* _Task instructions_
Repeat all the records exactly, omitting pictures.
* start Record set *
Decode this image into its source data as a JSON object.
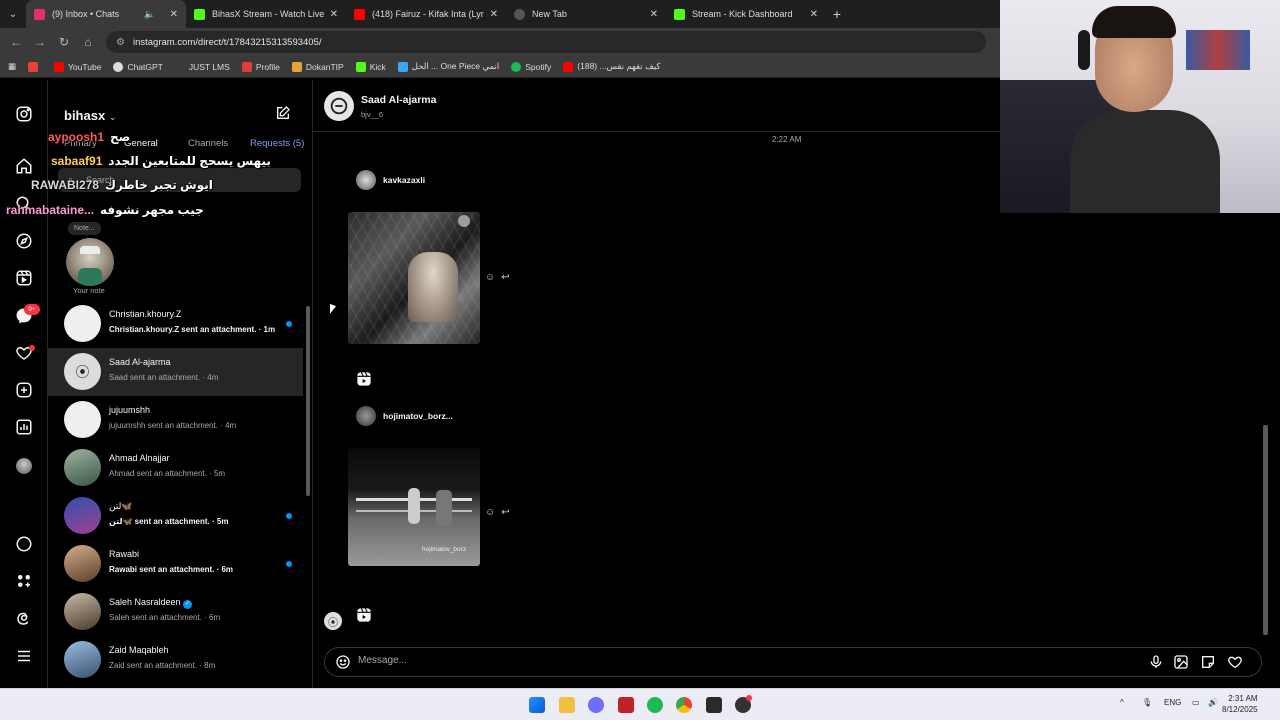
{
  "browser": {
    "tabs": [
      {
        "title": "(9) Inbox • Chats",
        "color": "#e1306c",
        "active": true
      },
      {
        "title": "BihasX Stream - Watch Live on",
        "color": "#53fc18"
      },
      {
        "title": "(418) Fairuz - Kifak Inta (Lyric Vi",
        "color": "#ff0000"
      },
      {
        "title": "New Tab",
        "color": "#cccccc"
      },
      {
        "title": "Stream - Kick Dashboard",
        "color": "#53fc18"
      }
    ],
    "url": "instagram.com/direct/t/17843215313593405/",
    "bookmarks": [
      {
        "label": "",
        "color": "#ea4335"
      },
      {
        "label": "YouTube",
        "color": "#ff0000"
      },
      {
        "label": "ChatGPT",
        "color": "#dddddd"
      },
      {
        "label": "JUST LMS",
        "color": "#3a3a3a"
      },
      {
        "label": "Profile",
        "color": "#e33b3b"
      },
      {
        "label": "DokanTIP",
        "color": "#e8a23a"
      },
      {
        "label": "Kick",
        "color": "#53fc18"
      },
      {
        "label": "الحل ... One Piece انمي",
        "color": "#39a7ff"
      },
      {
        "label": "Spotify",
        "color": "#1db954"
      },
      {
        "label": "كيف تفهم نفس... (188)",
        "color": "#ff0000"
      }
    ]
  },
  "inbox": {
    "username": "bihasx",
    "tabs": {
      "primary": "Primary",
      "general": "General",
      "channels": "Channels",
      "requests": "Requests (5)"
    },
    "search_placeholder": "Search",
    "note_bubble": "Note...",
    "note_label": "Your note",
    "notif_badge": "9+",
    "threads": [
      {
        "name": "Christian.khoury.Z",
        "preview": "Christian.khoury.Z sent an attachment. · 1m",
        "unread": true,
        "color": "#efefef"
      },
      {
        "name": "Saad Al-ajarma",
        "preview": "Saad sent an attachment. · 4m",
        "unread": false,
        "selected": true,
        "color": "#dcdcdc"
      },
      {
        "name": "jujuumshh",
        "preview": "jujuumshh sent an attachment. · 4m",
        "unread": false,
        "color": "#efefef"
      },
      {
        "name": "Ahmad Alnajjar",
        "preview": "Ahmad sent an attachment. · 5m",
        "unread": false,
        "color": "#4d6a55"
      },
      {
        "name": "لتن🦋",
        "preview": "لتن🦋 sent an attachment. · 5m",
        "unread": true,
        "color": "#6a3d7a"
      },
      {
        "name": "Rawabi",
        "preview": "Rawabi sent an attachment. · 6m",
        "unread": true,
        "color": "#8a6a4a"
      },
      {
        "name": "Saleh Nasraldeen",
        "preview": "Saleh sent an attachment. · 6m",
        "unread": false,
        "verified": true,
        "color": "#7a6a5a"
      },
      {
        "name": "Zaid Maqableh",
        "preview": "Zaid sent an attachment. · 8m",
        "unread": false,
        "color": "#5a7a9a"
      }
    ]
  },
  "stream_overlay": [
    {
      "user": "aypoosh1",
      "msg": "صح"
    },
    {
      "user": "sabaaf91",
      "msg": "بيهس يسحج للمتابعين الجدد"
    },
    {
      "user": "RAWABI278",
      "msg": "ايوش تجبر خاطرك"
    },
    {
      "user": "rahmabataine...",
      "msg": "جيب مجهر نشوفه"
    }
  ],
  "chat": {
    "name": "Saad Al-ajarma",
    "handle": "bjv__6",
    "timestamp": "2:22 AM",
    "shares": [
      {
        "author": "kavkazaxli",
        "caption": ""
      },
      {
        "author": "hojimatov_borz...",
        "caption": "hojimatov_borz"
      }
    ],
    "message_placeholder": "Message..."
  },
  "taskbar": {
    "lang": "ENG",
    "time": "2:31 AM",
    "date": "8/12/2025"
  }
}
* end Record set *
* _Answer for the task_
Decode this image into its source data as a JSON object.
{
  "browser": {
    "tabs": [
      {
        "title": "(9) Inbox • Chats",
        "color": "#e1306c",
        "active": true
      },
      {
        "title": "BihasX Stream - Watch Live on",
        "color": "#53fc18"
      },
      {
        "title": "(418) Fairuz - Kifak Inta (Lyric Vi",
        "color": "#ff0000"
      },
      {
        "title": "New Tab",
        "color": "#cccccc"
      },
      {
        "title": "Stream - Kick Dashboard",
        "color": "#53fc18"
      }
    ],
    "url": "instagram.com/direct/t/17843215313593405/",
    "bookmarks": [
      {
        "label": "",
        "color": "#ea4335"
      },
      {
        "label": "YouTube",
        "color": "#ff0000"
      },
      {
        "label": "ChatGPT",
        "color": "#dddddd"
      },
      {
        "label": "JUST LMS",
        "color": "#3a3a3a"
      },
      {
        "label": "Profile",
        "color": "#e33b3b"
      },
      {
        "label": "DokanTIP",
        "color": "#e8a23a"
      },
      {
        "label": "Kick",
        "color": "#53fc18"
      },
      {
        "label": "الحل ... One Piece انمي",
        "color": "#39a7ff"
      },
      {
        "label": "Spotify",
        "color": "#1db954"
      },
      {
        "label": "كيف تفهم نفس... (188)",
        "color": "#ff0000"
      }
    ]
  },
  "inbox": {
    "username": "bihasx",
    "tabs": {
      "primary": "Primary",
      "general": "General",
      "channels": "Channels",
      "requests": "Requests (5)"
    },
    "search_placeholder": "Search",
    "note_bubble": "Note...",
    "note_label": "Your note",
    "notif_badge": "9+",
    "threads": [
      {
        "name": "Christian.khoury.Z",
        "preview": "Christian.khoury.Z sent an attachment. · 1m",
        "unread": true,
        "color": "#efefef"
      },
      {
        "name": "Saad Al-ajarma",
        "preview": "Saad sent an attachment. · 4m",
        "unread": false,
        "selected": true,
        "color": "#dcdcdc"
      },
      {
        "name": "jujuumshh",
        "preview": "jujuumshh sent an attachment. · 4m",
        "unread": false,
        "color": "#efefef"
      },
      {
        "name": "Ahmad Alnajjar",
        "preview": "Ahmad sent an attachment. · 5m",
        "unread": false,
        "color": "#4d6a55"
      },
      {
        "name": "لتن🦋",
        "preview": "لتن🦋 sent an attachment. · 5m",
        "unread": true,
        "color": "#6a3d7a"
      },
      {
        "name": "Rawabi",
        "preview": "Rawabi sent an attachment. · 6m",
        "unread": true,
        "color": "#8a6a4a"
      },
      {
        "name": "Saleh Nasraldeen",
        "preview": "Saleh sent an attachment. · 6m",
        "unread": false,
        "verified": true,
        "color": "#7a6a5a"
      },
      {
        "name": "Zaid Maqableh",
        "preview": "Zaid sent an attachment. · 8m",
        "unread": false,
        "color": "#5a7a9a"
      }
    ]
  },
  "stream_overlay": [
    {
      "user": "aypoosh1",
      "msg": "صح"
    },
    {
      "user": "sabaaf91",
      "msg": "بيهس يسحج للمتابعين الجدد"
    },
    {
      "user": "RAWABI278",
      "msg": "ايوش تجبر خاطرك"
    },
    {
      "user": "rahmabataine...",
      "msg": "جيب مجهر نشوفه"
    }
  ],
  "chat": {
    "name": "Saad Al-ajarma",
    "handle": "bjv__6",
    "timestamp": "2:22 AM",
    "shares": [
      {
        "author": "kavkazaxli",
        "caption": ""
      },
      {
        "author": "hojimatov_borz...",
        "caption": "hojimatov_borz"
      }
    ],
    "message_placeholder": "Message..."
  },
  "taskbar": {
    "lang": "ENG",
    "time": "2:31 AM",
    "date": "8/12/2025"
  }
}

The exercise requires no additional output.